*Texto fornecido*:
....................

Mercado de trabalho para pessoas trans, realidade ou utopia no Brasil?

Não seriam estas oportunidades de marcar um posicionamento positivo no mercado e de estar na vanguarda?

Por Liliane Rocha, do HuffPost Brasil

 

Recentemente, recebi o convite de uma reconhecida revista que pautaria as dinâmicas, avanços e desafios das empresas na temática pessoas trans no mundo do trabalho. Primeiramente, fiquei super feliz, pois alguns temas são um verdadeiro tabu na sociedade brasileira, e isto impacta drasticamente os avanços esperados dentro das empresas.

Por outro lado, fiquei em dúvida se deveria realizar a conversa, pois sou uma fã incondicional do “local de fala”. Acredito que é fundamental que, dentro de cada tema e grupo de diversidade, possamos assegurar o protagonismo das pessoas que vivem na pele a cada dia os dilemas e barreiras impostos pela sociedade simplesmente por serem quem são.

Depois de pensar um pouco, e lembrar de algumas situações emblemáticas em relação a essa temática que presenciei e continuo presenciando nas empresas, achei que haveria uma boa contribuição a ser dada. Há 13 anos acompanho os avanços de diversidade, no contexto LGBT+, sou questionada sobre estes temas e tento, junto com as pessoas, construir respostas, novos caminhos e uma sociedade mais inclusiva.

....................

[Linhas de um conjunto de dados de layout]
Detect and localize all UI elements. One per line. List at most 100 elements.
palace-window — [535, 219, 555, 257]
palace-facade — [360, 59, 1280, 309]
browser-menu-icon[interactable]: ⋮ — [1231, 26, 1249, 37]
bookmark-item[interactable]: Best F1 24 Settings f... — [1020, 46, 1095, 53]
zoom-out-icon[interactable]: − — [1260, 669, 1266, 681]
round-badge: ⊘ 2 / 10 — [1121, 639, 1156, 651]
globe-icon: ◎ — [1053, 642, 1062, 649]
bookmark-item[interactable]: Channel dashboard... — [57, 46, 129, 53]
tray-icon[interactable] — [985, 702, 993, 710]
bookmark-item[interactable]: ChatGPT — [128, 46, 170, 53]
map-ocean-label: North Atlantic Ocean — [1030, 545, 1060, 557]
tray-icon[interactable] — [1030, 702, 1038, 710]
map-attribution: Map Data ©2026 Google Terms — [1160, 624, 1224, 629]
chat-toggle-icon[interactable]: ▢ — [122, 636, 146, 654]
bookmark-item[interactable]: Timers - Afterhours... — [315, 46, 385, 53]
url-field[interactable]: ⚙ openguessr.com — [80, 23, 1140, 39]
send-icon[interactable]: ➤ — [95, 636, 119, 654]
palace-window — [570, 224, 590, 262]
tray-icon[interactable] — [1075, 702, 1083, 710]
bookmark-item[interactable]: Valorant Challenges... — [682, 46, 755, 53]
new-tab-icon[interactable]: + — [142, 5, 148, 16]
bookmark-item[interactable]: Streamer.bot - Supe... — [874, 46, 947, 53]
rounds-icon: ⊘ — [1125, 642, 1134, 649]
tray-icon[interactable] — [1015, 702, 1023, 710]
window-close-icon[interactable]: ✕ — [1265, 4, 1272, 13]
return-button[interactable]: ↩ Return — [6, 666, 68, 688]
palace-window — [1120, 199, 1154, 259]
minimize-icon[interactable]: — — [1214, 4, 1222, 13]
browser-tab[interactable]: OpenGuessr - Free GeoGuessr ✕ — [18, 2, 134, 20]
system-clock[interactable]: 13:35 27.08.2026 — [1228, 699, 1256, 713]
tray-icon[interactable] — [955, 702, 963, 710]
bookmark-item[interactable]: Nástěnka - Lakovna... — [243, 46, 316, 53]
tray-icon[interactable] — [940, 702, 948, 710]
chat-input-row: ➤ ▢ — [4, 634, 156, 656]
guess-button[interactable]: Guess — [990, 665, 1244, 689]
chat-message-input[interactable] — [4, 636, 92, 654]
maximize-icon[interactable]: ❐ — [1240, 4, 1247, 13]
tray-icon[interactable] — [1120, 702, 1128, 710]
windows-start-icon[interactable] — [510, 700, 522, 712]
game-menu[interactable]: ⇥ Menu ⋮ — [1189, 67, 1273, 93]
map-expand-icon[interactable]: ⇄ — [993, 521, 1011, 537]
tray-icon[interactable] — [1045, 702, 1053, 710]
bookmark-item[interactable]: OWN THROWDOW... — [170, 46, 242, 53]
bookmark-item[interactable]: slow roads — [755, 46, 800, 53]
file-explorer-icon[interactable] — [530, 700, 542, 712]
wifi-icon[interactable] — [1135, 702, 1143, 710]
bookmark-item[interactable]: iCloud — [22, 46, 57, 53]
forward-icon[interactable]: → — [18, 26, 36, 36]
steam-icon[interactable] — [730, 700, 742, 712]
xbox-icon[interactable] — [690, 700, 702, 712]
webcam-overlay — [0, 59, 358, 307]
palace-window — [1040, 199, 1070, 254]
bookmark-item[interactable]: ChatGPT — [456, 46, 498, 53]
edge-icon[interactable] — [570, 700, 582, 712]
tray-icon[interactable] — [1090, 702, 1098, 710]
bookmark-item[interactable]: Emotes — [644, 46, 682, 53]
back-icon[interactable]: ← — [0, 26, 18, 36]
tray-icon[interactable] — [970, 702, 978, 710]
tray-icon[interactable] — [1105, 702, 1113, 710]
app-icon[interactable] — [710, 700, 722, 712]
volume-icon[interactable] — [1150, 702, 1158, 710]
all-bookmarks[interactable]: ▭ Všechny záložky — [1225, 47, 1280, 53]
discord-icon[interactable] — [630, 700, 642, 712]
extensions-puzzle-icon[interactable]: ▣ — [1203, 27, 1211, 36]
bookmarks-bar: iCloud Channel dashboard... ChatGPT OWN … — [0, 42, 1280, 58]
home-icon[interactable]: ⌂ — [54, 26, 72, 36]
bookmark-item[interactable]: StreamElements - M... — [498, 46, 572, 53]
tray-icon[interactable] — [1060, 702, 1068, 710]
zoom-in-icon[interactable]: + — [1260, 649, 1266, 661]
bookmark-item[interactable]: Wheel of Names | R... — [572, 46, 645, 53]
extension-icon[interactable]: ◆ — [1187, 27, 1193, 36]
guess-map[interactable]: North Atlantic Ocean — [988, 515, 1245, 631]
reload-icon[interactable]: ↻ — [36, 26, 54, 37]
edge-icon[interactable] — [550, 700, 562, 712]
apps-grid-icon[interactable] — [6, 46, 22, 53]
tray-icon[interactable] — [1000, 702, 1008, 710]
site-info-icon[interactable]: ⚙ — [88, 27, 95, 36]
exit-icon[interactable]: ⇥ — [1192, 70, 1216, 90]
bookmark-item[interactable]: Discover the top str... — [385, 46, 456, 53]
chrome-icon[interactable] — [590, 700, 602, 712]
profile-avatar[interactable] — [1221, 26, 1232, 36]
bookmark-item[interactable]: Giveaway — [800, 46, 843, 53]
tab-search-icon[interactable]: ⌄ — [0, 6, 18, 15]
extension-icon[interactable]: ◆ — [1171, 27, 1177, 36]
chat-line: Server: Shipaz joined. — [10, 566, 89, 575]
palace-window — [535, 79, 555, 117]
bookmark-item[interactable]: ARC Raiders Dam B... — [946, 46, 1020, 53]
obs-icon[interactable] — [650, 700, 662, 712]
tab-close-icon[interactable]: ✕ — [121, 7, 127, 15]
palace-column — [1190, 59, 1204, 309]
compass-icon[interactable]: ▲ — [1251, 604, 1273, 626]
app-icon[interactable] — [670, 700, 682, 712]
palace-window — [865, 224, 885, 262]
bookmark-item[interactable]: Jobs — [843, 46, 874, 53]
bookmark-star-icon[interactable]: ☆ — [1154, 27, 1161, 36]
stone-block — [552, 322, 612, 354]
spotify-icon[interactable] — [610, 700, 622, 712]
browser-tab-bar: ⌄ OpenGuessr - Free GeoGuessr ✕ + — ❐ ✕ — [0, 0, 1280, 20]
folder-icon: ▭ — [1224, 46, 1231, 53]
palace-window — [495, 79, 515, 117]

....................

*Tarefa proposta*: Repita o trecho do texto sobre pessoas trans no mercado de trabalho que vai de "Não seriam estas" até "dentro das empresas.", inclusive.

*Resposta da tarefa*:
Não seriam estas oportunidades de marcar um posicionamento positivo no mercado e de estar na vanguarda?

Por Liliane Rocha, do HuffPost Brasil

 

Recentemente, recebi o convite de uma reconhecida revista que pautaria as dinâmicas, avanços e desafios das empresas na temática pessoas trans no mundo do trabalho. Primeiramente, fiquei super feliz, pois alguns temas são um verdadeiro tabu na sociedade brasileira, e isto impacta drasticamente os avanços esperados dentro das empresas.